▶ **WHAT TO PRODUCE**
Note each line where "продлении" appears, and copy it.
━━━━━━━━━━━━━━━━━━━━
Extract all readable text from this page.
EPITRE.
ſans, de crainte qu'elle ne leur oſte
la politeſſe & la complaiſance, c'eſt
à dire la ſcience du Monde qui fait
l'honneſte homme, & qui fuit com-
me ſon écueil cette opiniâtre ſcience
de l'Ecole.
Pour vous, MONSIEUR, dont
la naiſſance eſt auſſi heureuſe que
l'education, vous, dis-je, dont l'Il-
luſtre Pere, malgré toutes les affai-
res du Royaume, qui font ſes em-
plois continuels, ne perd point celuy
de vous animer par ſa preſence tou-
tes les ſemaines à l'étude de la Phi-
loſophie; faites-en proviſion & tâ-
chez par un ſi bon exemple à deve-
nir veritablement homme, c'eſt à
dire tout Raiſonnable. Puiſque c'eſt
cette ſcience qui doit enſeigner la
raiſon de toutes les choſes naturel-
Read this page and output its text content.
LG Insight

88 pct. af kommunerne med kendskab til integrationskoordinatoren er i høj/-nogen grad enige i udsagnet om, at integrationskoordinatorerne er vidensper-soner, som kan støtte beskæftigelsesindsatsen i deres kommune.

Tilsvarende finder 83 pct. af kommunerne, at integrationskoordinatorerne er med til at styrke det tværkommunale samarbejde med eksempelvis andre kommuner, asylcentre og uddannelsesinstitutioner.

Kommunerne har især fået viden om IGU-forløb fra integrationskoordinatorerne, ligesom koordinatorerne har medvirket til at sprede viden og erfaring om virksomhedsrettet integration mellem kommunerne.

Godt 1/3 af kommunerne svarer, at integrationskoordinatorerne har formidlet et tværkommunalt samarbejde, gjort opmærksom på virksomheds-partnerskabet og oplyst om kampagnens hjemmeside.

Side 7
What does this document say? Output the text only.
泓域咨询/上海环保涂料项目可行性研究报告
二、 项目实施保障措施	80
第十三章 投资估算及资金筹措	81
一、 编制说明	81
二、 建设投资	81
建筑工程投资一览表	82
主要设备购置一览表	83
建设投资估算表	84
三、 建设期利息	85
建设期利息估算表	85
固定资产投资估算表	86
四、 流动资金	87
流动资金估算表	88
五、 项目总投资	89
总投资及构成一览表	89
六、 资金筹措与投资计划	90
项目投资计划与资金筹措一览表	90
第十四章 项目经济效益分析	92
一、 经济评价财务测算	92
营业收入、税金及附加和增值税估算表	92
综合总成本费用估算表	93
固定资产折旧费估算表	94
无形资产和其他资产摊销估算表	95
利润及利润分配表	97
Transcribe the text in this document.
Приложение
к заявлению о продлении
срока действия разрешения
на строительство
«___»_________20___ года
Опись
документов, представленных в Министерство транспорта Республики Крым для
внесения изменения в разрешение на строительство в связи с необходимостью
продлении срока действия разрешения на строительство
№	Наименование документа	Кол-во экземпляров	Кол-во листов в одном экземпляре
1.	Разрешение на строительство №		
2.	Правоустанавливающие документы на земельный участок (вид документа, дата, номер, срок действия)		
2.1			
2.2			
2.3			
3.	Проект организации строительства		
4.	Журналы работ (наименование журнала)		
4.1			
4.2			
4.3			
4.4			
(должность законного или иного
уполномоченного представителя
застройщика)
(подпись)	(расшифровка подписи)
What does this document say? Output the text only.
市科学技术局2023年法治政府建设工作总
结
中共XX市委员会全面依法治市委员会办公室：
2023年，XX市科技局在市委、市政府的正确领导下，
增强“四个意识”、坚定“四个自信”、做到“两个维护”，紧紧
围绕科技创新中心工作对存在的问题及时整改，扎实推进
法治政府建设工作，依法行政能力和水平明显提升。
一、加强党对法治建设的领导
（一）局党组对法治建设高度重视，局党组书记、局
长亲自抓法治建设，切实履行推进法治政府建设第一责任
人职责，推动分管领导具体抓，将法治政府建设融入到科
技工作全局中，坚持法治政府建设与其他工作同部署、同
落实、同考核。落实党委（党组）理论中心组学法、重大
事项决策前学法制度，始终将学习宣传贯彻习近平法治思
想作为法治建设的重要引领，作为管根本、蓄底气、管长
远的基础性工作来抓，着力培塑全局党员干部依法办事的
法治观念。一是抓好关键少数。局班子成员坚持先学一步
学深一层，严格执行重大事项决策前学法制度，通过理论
━━━━━━━━━━━━━━━━━━━━
▶ **EXERCISE ANSWER**
к заявлению о продлении
продлении срока действия разрешения на строительство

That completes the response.